Short task |
Print the listing word for word, starting with its first line and going on through the line that contains "- scan-speck: [48, 798, 50, 800]", with both of those lines included. Print nothing else.

Extracted entries |
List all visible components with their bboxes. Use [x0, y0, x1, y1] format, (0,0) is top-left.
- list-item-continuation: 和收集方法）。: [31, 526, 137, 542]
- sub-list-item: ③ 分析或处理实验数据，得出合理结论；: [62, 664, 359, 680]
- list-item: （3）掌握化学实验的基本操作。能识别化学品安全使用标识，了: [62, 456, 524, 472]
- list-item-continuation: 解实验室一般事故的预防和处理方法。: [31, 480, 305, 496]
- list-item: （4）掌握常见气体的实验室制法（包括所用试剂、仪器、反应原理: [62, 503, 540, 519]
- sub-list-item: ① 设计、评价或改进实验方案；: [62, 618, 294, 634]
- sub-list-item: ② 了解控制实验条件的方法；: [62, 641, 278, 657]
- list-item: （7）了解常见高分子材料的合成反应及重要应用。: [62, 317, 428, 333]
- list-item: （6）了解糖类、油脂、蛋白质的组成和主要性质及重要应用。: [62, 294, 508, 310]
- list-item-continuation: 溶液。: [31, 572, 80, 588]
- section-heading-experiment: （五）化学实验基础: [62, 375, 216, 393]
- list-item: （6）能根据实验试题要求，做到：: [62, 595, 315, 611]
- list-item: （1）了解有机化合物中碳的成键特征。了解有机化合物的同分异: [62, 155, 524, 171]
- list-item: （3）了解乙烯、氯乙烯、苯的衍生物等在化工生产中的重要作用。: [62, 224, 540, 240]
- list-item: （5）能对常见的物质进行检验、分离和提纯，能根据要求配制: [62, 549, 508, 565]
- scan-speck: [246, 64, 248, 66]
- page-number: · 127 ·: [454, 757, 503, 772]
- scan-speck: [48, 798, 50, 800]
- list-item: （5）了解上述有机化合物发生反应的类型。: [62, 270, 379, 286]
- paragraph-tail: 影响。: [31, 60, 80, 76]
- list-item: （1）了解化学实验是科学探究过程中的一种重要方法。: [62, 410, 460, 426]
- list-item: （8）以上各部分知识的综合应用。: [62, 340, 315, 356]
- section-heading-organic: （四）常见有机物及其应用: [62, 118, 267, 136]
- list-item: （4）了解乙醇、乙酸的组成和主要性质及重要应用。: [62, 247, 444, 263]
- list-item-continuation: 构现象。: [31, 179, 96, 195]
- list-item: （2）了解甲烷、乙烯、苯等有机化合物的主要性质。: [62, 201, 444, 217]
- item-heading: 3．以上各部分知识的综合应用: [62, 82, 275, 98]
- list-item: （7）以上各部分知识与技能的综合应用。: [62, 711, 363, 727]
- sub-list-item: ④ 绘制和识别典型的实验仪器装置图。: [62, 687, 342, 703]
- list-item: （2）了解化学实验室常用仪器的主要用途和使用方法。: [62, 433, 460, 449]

Correct response |
List all visible components with their bboxes. Use [x0, y0, x1, y1] format, (0,0) is top-left.
- list-item-continuation: 和收集方法）。: [31, 526, 137, 542]
- sub-list-item: ③ 分析或处理实验数据，得出合理结论；: [62, 664, 359, 680]
- list-item: （3）掌握化学实验的基本操作。能识别化学品安全使用标识，了: [62, 456, 524, 472]
- list-item-continuation: 解实验室一般事故的预防和处理方法。: [31, 480, 305, 496]
- list-item: （4）掌握常见气体的实验室制法（包括所用试剂、仪器、反应原理: [62, 503, 540, 519]
- sub-list-item: ① 设计、评价或改进实验方案；: [62, 618, 294, 634]
- sub-list-item: ② 了解控制实验条件的方法；: [62, 641, 278, 657]
- list-item: （7）了解常见高分子材料的合成反应及重要应用。: [62, 317, 428, 333]
- list-item: （6）了解糖类、油脂、蛋白质的组成和主要性质及重要应用。: [62, 294, 508, 310]
- list-item-continuation: 溶液。: [31, 572, 80, 588]
- section-heading-experiment: （五）化学实验基础: [62, 375, 216, 393]
- list-item: （6）能根据实验试题要求，做到：: [62, 595, 315, 611]
- list-item: （1）了解有机化合物中碳的成键特征。了解有机化合物的同分异: [62, 155, 524, 171]
- list-item: （3）了解乙烯、氯乙烯、苯的衍生物等在化工生产中的重要作用。: [62, 224, 540, 240]
- list-item: （5）能对常见的物质进行检验、分离和提纯，能根据要求配制: [62, 549, 508, 565]
- scan-speck: [246, 64, 248, 66]
- page-number: · 127 ·: [454, 757, 503, 772]
- scan-speck: [48, 798, 50, 800]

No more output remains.